Work to complete: Within the listing below, locate all lines containing the word "меняется". Copy each one.

┌────────

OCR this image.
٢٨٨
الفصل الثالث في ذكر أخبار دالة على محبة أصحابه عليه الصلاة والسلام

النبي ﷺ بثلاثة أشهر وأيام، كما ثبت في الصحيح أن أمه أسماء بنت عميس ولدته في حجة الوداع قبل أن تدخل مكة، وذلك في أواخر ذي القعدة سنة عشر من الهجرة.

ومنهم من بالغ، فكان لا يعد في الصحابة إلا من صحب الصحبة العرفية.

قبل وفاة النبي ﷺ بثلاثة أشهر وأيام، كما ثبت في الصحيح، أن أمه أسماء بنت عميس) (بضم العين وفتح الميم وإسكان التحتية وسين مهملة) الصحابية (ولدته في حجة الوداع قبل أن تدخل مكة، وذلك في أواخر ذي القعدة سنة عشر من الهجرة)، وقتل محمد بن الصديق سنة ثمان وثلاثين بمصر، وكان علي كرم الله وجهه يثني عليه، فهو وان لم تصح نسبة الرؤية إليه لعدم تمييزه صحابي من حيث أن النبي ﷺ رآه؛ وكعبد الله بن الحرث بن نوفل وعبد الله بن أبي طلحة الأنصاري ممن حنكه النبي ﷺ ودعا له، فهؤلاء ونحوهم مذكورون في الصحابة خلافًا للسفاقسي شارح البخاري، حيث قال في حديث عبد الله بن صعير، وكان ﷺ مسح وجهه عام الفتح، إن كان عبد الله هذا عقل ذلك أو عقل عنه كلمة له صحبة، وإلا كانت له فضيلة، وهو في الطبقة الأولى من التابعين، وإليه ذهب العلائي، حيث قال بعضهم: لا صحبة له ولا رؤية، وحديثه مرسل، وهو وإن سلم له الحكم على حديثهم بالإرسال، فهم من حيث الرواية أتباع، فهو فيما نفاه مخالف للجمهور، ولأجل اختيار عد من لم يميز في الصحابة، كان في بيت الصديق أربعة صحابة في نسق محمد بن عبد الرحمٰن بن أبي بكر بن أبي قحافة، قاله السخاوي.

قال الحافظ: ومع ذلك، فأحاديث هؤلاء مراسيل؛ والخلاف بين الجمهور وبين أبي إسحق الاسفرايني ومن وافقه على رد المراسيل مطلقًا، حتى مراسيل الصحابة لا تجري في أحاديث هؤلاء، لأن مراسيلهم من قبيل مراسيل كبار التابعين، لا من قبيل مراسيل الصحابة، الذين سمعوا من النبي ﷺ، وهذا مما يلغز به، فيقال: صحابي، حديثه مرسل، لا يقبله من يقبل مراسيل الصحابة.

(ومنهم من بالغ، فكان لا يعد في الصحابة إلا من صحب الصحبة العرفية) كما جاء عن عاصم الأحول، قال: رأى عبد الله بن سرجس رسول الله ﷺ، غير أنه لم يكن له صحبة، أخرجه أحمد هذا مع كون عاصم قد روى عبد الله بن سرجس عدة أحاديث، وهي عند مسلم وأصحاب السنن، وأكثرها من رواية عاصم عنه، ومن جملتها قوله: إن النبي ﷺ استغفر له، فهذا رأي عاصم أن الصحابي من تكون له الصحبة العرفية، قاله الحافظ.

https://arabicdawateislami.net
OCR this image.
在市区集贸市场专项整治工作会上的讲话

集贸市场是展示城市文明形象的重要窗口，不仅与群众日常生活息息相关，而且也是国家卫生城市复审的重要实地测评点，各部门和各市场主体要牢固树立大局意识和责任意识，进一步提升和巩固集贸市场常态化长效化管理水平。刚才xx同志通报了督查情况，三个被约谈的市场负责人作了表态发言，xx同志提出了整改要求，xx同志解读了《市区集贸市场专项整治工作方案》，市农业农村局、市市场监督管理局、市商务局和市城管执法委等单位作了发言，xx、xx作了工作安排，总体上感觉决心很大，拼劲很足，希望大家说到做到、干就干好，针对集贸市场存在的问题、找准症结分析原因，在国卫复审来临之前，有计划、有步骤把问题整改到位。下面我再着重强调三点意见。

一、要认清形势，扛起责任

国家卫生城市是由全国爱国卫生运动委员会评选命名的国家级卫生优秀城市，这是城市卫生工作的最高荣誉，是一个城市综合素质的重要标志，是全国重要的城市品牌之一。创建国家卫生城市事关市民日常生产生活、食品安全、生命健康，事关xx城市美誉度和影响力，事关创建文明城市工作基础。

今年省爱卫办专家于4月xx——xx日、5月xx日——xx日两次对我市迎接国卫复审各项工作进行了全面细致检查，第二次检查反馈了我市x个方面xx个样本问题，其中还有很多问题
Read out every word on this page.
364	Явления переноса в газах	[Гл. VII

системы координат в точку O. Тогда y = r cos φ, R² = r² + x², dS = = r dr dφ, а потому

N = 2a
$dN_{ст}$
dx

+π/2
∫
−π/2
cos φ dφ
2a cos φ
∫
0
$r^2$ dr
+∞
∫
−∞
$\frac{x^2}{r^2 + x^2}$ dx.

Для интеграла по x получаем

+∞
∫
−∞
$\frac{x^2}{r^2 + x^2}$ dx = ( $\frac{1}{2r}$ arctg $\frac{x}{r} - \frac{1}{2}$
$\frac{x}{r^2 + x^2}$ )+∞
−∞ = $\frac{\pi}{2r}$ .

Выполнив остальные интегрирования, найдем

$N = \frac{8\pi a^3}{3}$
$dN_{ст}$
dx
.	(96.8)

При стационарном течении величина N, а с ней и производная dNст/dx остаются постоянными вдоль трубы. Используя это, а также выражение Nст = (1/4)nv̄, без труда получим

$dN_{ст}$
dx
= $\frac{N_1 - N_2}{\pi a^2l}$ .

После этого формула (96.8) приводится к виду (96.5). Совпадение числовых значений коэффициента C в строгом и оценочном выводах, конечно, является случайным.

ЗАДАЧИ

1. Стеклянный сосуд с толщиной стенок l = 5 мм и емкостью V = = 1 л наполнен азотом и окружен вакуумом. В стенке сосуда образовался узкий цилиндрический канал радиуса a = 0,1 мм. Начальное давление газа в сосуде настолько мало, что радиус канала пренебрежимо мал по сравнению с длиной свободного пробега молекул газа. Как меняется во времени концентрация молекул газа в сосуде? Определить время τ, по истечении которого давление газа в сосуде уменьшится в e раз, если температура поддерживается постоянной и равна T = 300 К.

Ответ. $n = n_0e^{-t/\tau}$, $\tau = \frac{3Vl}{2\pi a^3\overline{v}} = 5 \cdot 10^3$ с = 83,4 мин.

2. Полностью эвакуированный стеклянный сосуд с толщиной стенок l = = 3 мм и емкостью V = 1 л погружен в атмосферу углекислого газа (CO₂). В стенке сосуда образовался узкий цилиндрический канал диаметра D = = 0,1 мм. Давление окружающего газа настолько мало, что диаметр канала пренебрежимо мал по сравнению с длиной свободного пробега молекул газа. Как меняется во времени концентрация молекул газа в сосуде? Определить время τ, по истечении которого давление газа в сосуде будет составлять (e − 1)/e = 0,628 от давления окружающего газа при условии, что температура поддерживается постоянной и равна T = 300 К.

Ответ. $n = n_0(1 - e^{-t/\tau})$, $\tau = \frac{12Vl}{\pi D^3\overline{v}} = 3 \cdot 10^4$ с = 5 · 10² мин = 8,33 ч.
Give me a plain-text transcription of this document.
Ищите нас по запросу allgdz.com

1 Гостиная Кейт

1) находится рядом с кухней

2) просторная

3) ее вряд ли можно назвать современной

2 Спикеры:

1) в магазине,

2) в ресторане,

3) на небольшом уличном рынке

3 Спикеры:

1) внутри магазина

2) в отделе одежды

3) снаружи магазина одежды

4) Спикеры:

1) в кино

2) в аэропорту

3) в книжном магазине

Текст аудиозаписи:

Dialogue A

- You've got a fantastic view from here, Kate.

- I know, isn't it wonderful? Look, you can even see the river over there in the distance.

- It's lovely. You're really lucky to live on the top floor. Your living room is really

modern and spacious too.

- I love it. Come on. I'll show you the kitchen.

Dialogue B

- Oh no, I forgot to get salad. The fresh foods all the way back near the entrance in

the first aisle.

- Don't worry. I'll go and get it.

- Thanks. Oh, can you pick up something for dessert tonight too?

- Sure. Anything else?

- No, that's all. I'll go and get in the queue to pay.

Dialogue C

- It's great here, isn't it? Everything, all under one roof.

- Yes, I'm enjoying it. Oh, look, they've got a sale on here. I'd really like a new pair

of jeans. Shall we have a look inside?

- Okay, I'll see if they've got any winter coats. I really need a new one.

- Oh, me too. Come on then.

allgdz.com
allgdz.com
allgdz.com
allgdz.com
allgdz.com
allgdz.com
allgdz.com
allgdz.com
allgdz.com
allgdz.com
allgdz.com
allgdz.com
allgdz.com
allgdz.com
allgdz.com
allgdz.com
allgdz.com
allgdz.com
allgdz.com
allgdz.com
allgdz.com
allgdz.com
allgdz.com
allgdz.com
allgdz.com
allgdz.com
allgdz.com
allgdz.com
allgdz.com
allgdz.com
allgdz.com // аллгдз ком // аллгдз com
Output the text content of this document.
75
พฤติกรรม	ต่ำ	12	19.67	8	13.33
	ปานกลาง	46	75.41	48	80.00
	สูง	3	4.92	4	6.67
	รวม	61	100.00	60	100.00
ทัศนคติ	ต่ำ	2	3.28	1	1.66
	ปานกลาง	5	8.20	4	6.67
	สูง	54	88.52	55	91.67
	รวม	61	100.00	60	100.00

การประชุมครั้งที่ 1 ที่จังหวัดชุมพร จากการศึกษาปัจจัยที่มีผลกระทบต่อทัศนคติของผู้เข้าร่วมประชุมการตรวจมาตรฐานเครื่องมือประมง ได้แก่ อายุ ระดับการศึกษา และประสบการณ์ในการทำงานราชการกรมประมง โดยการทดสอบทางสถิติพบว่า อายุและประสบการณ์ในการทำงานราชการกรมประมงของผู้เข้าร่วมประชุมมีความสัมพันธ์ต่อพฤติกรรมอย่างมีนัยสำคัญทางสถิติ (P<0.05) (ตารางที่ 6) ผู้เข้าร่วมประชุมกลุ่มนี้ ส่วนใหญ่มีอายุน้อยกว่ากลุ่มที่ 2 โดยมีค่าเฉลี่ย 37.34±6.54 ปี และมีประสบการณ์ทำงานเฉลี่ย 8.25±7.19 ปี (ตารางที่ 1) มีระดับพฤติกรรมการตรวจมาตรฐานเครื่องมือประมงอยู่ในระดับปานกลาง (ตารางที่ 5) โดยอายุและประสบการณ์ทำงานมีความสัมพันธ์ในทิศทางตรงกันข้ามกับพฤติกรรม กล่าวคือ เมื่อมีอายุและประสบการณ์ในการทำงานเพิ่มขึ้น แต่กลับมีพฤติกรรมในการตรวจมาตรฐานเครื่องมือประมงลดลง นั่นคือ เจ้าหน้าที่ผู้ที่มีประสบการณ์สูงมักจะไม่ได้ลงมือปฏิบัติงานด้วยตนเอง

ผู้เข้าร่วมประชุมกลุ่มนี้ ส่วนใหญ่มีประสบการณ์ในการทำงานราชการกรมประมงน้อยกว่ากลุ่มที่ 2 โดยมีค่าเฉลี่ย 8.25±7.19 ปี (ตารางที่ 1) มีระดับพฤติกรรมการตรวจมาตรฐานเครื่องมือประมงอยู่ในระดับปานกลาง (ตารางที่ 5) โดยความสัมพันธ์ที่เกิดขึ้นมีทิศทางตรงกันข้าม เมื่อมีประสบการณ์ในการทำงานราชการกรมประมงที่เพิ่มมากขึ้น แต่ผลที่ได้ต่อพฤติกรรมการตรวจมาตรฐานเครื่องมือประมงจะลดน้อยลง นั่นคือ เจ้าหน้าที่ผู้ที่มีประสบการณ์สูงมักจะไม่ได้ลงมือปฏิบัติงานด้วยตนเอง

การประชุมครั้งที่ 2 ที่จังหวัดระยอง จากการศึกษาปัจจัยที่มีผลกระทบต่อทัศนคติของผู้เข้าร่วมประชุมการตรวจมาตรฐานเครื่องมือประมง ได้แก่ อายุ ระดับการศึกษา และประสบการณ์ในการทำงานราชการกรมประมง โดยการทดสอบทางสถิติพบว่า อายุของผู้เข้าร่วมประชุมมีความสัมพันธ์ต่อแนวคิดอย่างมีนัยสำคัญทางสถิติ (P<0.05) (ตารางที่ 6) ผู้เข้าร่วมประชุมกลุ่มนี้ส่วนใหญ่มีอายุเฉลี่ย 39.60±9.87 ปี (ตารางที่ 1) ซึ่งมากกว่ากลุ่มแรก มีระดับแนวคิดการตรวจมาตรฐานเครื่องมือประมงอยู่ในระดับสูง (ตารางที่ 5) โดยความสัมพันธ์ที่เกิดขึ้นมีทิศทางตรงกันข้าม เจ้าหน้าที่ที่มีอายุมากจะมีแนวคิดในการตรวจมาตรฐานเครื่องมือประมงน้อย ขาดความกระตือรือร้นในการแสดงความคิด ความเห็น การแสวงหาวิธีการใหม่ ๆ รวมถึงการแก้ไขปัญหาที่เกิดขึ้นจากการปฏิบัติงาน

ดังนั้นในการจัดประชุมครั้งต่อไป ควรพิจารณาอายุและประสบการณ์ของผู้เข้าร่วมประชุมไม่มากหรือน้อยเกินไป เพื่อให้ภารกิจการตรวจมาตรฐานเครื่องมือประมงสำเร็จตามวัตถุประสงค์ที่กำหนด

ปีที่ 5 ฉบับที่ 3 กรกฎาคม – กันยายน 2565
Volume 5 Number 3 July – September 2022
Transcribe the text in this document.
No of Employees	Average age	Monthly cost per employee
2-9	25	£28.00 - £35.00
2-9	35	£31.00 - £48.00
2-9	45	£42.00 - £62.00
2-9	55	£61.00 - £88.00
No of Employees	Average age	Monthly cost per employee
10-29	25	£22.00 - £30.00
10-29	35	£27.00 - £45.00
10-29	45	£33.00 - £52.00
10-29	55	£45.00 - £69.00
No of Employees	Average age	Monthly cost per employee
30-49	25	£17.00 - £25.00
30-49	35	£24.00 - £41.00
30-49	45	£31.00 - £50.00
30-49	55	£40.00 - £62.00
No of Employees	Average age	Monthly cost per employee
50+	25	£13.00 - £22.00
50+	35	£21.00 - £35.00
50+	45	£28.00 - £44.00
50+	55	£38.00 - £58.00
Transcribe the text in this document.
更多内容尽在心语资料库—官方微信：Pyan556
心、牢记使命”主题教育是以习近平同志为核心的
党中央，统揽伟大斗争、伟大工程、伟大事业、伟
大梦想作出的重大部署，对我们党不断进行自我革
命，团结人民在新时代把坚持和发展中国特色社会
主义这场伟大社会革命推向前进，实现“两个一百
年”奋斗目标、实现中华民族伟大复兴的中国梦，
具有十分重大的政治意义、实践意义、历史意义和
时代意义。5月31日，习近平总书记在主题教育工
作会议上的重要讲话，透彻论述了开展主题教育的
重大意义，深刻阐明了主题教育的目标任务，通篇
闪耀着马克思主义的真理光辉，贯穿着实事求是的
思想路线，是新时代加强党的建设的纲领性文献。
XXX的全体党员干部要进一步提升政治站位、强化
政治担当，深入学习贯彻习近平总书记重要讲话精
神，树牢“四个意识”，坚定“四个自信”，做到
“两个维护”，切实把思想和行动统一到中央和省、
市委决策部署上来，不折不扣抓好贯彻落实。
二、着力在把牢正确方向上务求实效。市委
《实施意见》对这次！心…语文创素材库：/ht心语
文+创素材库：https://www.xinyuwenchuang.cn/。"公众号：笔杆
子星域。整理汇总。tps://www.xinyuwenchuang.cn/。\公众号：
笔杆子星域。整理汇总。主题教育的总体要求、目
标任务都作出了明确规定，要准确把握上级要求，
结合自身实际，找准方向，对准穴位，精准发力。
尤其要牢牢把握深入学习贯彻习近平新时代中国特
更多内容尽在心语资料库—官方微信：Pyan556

└────────

Exercise output:
1. Стеклянный сосуд с толщиной стенок l = 5 мм и емкостью V = = 1 л наполнен азотом и окружен вакуумом. В стенке сосуда образовался узкий цилиндрический канал радиуса a = 0,1 мм. Начальное давление газа в сосуде настолько мало, что радиус канала пренебрежимо мал по сравнению с длиной свободного пробега молекул газа. Как меняется во времени концентрация молекул газа в сосуде? Определить время τ, по истечении которого давление газа в сосуде уменьшится в e раз, если температура поддерживается постоянной и равна T = 300 К.
2. Полностью эвакуированный стеклянный сосуд с толщиной стенок l = = 3 мм и емкостью V = 1 л погружен в атмосферу углекислого газа (CO₂). В стенке сосуда образовался узкий цилиндрический канал диаметра D = = 0,1 мм. Давление окружающего газа настолько мало, что диаметр канала пренебрежимо мал по сравнению с длиной свободного пробега молекул газа. Как меняется во времени концентрация молекул газа в сосуде? Определить время τ, по истечении которого давление газа в сосуде будет составлять (e − 1)/e = 0,628 от давления окружающего газа при условии, что температура поддерживается постоянной и равна T = 300 К.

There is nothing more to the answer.